Copy out all the lines in the records that include the word "Newspaper".

(Excerpt from a dataset)
--- start ---

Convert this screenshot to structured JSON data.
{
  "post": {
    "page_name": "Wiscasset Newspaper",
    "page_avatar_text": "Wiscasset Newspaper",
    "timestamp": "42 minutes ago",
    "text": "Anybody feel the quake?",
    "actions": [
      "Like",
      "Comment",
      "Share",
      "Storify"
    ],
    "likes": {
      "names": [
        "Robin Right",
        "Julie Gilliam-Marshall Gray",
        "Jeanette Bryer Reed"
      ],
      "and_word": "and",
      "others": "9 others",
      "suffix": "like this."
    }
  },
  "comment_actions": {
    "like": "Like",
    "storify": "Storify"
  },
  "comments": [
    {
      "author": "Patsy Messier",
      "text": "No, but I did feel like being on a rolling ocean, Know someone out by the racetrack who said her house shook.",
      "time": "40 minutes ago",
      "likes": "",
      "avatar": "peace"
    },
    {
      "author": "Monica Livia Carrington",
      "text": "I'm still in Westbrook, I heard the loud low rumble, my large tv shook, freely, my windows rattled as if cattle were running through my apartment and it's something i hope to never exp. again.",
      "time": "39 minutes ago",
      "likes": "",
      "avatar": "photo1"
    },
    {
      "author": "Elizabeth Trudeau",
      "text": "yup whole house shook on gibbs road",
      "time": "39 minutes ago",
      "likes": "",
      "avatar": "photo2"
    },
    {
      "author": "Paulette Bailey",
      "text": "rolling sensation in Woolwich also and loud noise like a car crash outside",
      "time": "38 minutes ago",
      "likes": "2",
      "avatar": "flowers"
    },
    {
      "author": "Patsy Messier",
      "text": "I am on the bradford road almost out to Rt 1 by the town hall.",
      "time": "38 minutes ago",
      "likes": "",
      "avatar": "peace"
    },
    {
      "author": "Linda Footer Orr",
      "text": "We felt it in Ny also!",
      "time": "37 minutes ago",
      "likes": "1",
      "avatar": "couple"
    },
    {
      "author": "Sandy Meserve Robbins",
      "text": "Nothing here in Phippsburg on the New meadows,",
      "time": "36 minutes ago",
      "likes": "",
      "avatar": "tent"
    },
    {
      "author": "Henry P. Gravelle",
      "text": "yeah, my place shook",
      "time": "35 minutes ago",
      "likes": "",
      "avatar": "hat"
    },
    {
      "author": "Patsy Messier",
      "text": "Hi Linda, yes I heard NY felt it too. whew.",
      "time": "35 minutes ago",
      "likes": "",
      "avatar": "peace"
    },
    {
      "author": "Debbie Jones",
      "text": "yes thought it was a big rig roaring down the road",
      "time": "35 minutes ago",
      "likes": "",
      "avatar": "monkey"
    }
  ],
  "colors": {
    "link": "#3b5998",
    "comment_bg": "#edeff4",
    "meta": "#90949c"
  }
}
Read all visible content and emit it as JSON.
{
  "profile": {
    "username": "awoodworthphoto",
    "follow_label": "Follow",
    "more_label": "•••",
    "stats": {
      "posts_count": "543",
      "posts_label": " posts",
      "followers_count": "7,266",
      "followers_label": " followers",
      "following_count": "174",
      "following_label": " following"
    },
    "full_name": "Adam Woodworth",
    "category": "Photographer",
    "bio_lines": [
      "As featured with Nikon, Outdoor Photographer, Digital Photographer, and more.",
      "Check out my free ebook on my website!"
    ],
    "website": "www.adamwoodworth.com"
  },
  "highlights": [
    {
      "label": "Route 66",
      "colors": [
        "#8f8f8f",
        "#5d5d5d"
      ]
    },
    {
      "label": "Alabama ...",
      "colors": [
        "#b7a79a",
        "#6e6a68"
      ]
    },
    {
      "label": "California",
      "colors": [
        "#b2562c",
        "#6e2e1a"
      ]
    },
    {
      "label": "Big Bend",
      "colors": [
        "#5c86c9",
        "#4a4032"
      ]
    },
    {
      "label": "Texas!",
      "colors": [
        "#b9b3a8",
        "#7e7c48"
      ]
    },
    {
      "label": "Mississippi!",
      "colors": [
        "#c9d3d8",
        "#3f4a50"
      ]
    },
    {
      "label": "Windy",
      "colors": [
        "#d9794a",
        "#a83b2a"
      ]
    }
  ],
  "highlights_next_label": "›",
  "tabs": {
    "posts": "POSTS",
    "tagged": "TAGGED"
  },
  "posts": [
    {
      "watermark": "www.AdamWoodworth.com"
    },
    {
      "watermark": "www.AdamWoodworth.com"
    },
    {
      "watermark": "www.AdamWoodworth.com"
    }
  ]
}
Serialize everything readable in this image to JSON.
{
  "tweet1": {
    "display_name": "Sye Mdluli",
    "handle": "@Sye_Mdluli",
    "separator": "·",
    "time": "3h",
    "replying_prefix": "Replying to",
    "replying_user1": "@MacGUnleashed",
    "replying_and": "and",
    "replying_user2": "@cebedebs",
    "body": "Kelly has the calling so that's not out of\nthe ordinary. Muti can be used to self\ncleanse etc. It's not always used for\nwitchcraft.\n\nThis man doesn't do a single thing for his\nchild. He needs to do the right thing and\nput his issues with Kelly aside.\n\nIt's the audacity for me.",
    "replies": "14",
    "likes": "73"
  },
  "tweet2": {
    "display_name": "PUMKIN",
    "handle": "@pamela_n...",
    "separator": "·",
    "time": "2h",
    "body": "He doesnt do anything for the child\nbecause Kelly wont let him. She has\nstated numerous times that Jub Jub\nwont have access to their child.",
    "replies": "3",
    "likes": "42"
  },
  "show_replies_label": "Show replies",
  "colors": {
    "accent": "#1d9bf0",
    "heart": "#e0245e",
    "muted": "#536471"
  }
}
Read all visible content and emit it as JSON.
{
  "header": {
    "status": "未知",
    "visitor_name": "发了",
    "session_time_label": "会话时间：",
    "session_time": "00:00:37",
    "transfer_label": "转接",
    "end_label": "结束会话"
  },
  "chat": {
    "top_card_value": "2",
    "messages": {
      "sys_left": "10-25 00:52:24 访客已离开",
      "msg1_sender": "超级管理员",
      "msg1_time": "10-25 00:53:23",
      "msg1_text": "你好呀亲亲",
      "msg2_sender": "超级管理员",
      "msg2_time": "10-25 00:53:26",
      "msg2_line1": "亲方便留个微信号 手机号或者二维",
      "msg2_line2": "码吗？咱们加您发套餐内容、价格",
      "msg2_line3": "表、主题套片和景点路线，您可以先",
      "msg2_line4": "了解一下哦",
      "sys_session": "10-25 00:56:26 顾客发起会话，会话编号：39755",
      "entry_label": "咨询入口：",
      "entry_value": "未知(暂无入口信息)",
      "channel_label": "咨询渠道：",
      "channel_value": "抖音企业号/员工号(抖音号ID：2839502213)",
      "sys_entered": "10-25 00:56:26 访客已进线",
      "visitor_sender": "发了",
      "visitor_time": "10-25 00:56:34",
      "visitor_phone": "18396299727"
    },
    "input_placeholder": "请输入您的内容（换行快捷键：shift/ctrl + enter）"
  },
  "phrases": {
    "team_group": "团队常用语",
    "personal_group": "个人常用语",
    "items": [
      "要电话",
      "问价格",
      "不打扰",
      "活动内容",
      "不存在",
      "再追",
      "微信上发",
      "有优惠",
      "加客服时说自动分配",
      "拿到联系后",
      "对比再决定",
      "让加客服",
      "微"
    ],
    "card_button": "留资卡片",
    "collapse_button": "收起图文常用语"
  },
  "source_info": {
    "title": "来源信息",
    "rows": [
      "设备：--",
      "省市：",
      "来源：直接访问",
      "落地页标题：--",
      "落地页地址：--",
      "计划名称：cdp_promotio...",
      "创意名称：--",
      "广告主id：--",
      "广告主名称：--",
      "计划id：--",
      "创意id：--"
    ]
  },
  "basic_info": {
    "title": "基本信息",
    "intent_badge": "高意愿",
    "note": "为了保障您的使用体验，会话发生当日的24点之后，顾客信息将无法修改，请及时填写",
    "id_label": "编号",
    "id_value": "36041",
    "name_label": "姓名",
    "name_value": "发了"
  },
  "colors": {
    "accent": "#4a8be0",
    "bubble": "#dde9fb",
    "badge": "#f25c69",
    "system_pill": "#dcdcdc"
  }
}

--- end ---

- [RESULT FOR THIS EXERCISE]:
    "page_name": "Wiscasset Newspaper",
    "page_avatar_text": "Wiscasset Newspaper",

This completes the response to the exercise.